* **The task**: Report every line in the listing that contains the string "distance".

* **Record extracts**:
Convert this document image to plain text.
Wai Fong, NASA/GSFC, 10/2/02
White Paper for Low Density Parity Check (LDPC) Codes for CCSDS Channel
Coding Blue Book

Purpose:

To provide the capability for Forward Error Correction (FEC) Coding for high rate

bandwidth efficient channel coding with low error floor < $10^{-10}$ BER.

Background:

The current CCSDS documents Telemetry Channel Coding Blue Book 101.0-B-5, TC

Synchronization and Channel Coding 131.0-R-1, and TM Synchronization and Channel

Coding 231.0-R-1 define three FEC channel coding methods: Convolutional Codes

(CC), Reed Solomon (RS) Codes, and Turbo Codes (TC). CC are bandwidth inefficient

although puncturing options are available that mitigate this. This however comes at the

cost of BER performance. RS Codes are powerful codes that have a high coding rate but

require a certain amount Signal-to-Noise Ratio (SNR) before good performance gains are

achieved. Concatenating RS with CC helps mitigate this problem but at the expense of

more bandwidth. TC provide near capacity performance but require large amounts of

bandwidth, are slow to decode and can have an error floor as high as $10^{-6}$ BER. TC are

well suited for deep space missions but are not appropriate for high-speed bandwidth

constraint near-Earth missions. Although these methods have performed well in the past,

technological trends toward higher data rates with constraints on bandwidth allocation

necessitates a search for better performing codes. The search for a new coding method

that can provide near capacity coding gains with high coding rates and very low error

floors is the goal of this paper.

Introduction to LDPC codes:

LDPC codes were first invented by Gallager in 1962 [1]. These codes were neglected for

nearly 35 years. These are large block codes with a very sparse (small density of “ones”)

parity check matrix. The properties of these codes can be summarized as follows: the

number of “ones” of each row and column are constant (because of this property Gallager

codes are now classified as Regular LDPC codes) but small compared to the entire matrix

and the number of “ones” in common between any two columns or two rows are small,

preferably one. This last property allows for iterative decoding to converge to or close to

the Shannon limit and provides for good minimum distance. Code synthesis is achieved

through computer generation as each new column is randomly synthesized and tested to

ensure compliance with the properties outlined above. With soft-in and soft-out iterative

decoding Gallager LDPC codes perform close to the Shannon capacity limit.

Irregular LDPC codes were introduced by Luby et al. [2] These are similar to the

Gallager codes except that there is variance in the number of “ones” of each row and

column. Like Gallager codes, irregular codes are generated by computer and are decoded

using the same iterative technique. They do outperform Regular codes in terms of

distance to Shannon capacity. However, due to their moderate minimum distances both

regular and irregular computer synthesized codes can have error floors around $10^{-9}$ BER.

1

* **Output**:
the Shannon limit and provides for good minimum distance. Code synthesis is achieved
distance to Shannon capacity. However, due to their moderate minimum distances both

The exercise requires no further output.